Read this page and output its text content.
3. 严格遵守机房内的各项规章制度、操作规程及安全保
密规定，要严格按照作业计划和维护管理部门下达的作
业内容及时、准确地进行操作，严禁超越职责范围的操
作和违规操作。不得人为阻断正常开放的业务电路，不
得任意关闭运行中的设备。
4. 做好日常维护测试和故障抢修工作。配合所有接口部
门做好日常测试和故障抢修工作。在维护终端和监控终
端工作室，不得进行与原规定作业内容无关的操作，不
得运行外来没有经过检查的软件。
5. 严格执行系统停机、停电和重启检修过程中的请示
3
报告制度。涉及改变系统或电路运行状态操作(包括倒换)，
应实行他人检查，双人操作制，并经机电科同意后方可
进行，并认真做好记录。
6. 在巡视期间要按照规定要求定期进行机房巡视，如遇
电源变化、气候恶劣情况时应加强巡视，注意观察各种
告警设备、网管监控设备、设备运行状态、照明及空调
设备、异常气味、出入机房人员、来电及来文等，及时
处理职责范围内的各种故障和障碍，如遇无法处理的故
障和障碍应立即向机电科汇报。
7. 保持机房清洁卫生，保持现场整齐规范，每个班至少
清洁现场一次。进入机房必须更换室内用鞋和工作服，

---

THE TASK:
Output all of the material, please, exactly as it stands.

ANSWER TO THIS TASK:
Read this page and output its text content.
3. 严格遵守机房内的各项规章制度、操作规程及安全保
密规定，要严格按照作业计划和维护管理部门下达的作
业内容及时、准确地进行操作，严禁超越职责范围的操
作和违规操作。不得人为阻断正常开放的业务电路，不
得任意关闭运行中的设备。
4. 做好日常维护测试和故障抢修工作。配合所有接口部
门做好日常测试和故障抢修工作。在维护终端和监控终
端工作室，不得进行与原规定作业内容无关的操作，不
得运行外来没有经过检查的软件。
5. 严格执行系统停机、停电和重启检修过程中的请示
3
报告制度。涉及改变系统或电路运行状态操作(包括倒换)，
应实行他人检查，双人操作制，并经机电科同意后方可
进行，并认真做好记录。
6. 在巡视期间要按照规定要求定期进行机房巡视，如遇
电源变化、气候恶劣情况时应加强巡视，注意观察各种
告警设备、网管监控设备、设备运行状态、照明及空调
设备、异常气味、出入机房人员、来电及来文等，及时
处理职责范围内的各种故障和障碍，如遇无法处理的故
障和障碍应立即向机电科汇报。
7. 保持机房清洁卫生，保持现场整齐规范，每个班至少
清洁现场一次。进入机房必须更换室内用鞋和工作服，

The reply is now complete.